• WHAT THE TASK ASKS: Count the lines in the records below that contain the word "Literature", and give only that count.

[[ SUPPLIED MATERIAL, beginning ]]

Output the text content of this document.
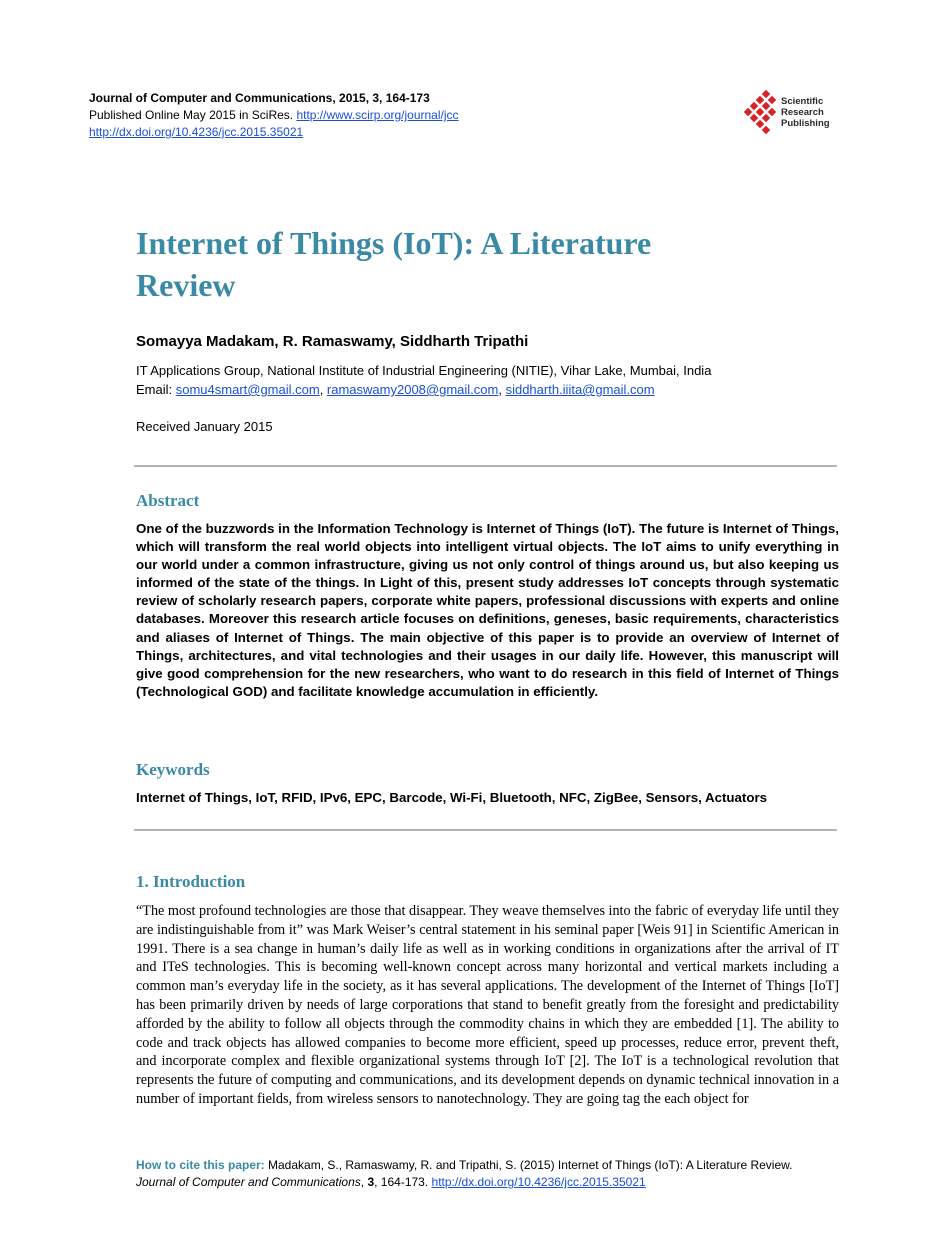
Journal of Computer and Communications, 2015, 3, 164-173
Published Online May 2015 in SciRes. http://www.scirp.org/journal/jcc
http://dx.doi.org/10.4236/jcc.2015.35021
Scientific
Research
Publishing
Internet of Things (IoT): A Literature
Review
Somayya Madakam, R. Ramaswamy, Siddharth Tripathi
IT Applications Group, National Institute of Industrial Engineering (NITIE), Vihar Lake, Mumbai, India
Email: somu4smart@gmail.com, ramaswamy2008@gmail.com, siddharth.iiita@gmail.com
Received January 2015
Abstract
One of the buzzwords in the Information Technology is Internet of Things (IoT). The future is Internet of Things, which will transform the real world objects into intelligent virtual objects. The IoT aims to unify everything in our world under a common infrastructure, giving us not only control of things around us, but also keeping us informed of the state of the things. In Light of this, present study addresses IoT concepts through systematic review of scholarly research papers, corporate white papers, professional discussions with experts and online databases. Moreover this research article focuses on definitions, geneses, basic requirements, characteristics and aliases of Internet of Things. The main objective of this paper is to provide an overview of Internet of Things, architectures, and vital technologies and their usages in our daily life. However, this manuscript will give good comprehension for the new researchers, who want to do research in this field of Internet of Things (Technological GOD) and facilitate knowledge accumulation in efficiently.
Keywords
Internet of Things, IoT, RFID, IPv6, EPC, Barcode, Wi-Fi, Bluetooth, NFC, ZigBee, Sensors, Actuators
1. Introduction
“The most profound technologies are those that disappear. They weave themselves into the fabric of everyday life until they are indistinguishable from it” was Mark Weiser’s central statement in his seminal paper [Weis 91] in Scientific American in 1991. There is a sea change in human’s daily life as well as in working conditions in organizations after the arrival of IT and ITeS technologies. This is becoming well-known concept across many horizontal and vertical markets including a common man’s everyday life in the society, as it has several applications. The development of the Internet of Things [IoT] has been primarily driven by needs of large corporations that stand to benefit greatly from the foresight and predictability afforded by the ability to follow all objects through the commodity chains in which they are embedded [1]. The ability to code and track objects has allowed companies to become more efficient, speed up processes, reduce error, prevent theft, and incorporate complex and flexible organizational systems through IoT [2]. The IoT is a technological revolution that represents the future of computing and communications, and its development depends on dynamic technical innovation in a number of important fields, from wireless sensors to nanotechnology. They are going tag the each object for
How to cite this paper: Madakam, S., Ramaswamy, R. and Tripathi, S. (2015) Internet of Things (IoT): A Literature Review.
Journal of Computer and Communications, 3, 164-173. http://dx.doi.org/10.4236/jcc.2015.35021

[[ SUPPLIED MATERIAL, end ]]

• SOLUTION FOR THIS PROBLEM: 2